**** ТЕКСТ СТРАНИЦЫ

Борис Слуцкий откликнулся на смерть Фадеева таким стихотворением:

Отвоевался, отшутился,
отпраздновал, отговорил.
В короткий некролог вместился
весь список дел, что он творил.
Любил рубашки голубые,
застольный треп и славы дым,
и женщины почти любые
напропалую шли за ним.
Напропалую, наудачу,
навылет жил, орлом и львом,
но ставил равные задачи
себе — с Толстым, при этом — с Львом.
Был солнцем маленькой планеты,
где все не пашут и не жнут,
где все - прозаики, поэты
и критики — бумагу мнут.
Хитро, толково, мудро правил,
судил, рядил, карал, марал
и в чем-то Сталину был равен,
хмельного флота адмирал...

Тут я споткнулся.

Не только в нашем Отечестве, но, наверно, на всей планете не было человека, который объемом и безграничностью обладаемой им власти мог бы сравниться со Сталиным...

Но — дочитаем стихотворение до конца:

Хмельного войска полководец,
в колхозе пьяном — бригадир.
И клял и чтил его народец,
которым он руководил.
Но право живота и смерти
выходит боком нам порой...

Вот, стало быть, в чем он «Сталину был равен». Не в «праве живота и смерти», которым они — в разной, конечно, мере — оба обладали, а в том, что это право им обоим «вышло боком».

Хрущев рассказывает в своих мемуарах, как шли они однажды со Сталиным вдвоем, и он увидел, что у Хозяина развязался шнурок на ботинке. Он наклонился, чтобы завязать его. Сталин в страхе отшатнулся. А очнувшись, придя в себя, пробормотал:

— Конченый я человек, никому не верю.

********
**** ДАННЫЕ ДЛЯ АНАЛИЗА

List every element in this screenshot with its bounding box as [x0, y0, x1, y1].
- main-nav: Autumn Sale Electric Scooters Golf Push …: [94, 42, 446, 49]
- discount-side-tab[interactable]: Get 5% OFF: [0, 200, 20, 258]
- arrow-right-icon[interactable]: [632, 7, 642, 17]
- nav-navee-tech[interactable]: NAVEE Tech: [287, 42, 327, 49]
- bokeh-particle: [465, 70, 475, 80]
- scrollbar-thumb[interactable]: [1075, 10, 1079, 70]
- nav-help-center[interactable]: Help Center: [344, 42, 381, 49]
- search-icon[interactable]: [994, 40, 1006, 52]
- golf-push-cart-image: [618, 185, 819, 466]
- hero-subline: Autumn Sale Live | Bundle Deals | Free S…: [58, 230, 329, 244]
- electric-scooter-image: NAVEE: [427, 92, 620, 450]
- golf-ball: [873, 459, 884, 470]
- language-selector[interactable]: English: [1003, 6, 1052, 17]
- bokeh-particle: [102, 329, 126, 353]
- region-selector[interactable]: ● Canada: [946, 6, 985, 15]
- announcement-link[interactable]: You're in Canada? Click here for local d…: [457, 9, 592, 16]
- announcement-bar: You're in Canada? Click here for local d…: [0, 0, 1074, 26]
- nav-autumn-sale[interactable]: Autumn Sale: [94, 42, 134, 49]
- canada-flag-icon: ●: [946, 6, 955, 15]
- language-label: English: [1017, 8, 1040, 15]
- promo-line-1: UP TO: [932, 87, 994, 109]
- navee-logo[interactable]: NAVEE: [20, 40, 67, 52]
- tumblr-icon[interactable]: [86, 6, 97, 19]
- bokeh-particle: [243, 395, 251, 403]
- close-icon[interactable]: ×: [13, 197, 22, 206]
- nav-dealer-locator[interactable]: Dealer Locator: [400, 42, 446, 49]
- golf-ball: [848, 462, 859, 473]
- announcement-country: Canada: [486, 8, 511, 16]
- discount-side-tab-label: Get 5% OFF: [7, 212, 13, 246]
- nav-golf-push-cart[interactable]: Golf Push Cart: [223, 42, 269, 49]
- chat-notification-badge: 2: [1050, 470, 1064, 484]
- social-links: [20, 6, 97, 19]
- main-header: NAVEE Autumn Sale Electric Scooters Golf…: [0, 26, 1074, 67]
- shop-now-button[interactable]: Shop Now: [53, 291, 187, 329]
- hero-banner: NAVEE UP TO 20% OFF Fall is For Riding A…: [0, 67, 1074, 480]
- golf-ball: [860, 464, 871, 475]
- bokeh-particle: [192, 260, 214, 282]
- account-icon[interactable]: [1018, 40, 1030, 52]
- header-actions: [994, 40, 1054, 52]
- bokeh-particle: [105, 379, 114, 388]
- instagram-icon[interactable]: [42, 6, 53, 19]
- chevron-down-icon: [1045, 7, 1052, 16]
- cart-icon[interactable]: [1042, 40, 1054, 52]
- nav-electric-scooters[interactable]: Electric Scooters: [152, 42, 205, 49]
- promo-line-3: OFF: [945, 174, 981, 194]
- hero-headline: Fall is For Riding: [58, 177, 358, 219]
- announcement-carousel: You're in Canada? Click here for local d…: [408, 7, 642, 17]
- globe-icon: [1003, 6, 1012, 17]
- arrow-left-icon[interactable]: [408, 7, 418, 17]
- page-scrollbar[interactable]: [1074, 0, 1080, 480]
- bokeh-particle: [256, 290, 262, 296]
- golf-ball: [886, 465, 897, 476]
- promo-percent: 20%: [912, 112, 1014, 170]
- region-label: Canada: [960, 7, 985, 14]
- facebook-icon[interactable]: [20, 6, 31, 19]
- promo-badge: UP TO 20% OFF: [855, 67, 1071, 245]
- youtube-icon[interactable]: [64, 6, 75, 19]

********

ПОРЯДОК ВЫПОЛНЕНИЯ:
Перепечатайте без изменений часть текста о стихотворении Слуцкого на смерть Фадеева: начните с места, где стоят слова «Хрущев рассказывает в», и остановитесь после слов «никому не верю.». Записи взяты из другого источника.

ОТВЕТ НИЖЕ:
Хрущев рассказывает в своих мемуарах, как шли они однажды со Сталиным вдвоем, и он увидел, что у Хозяина развязался шнурок на ботинке. Он наклонился, чтобы завязать его. Сталин в страхе отшатнулся. А очнувшись, придя в себя, пробормотал:

— Конченый я человек, никому не верю.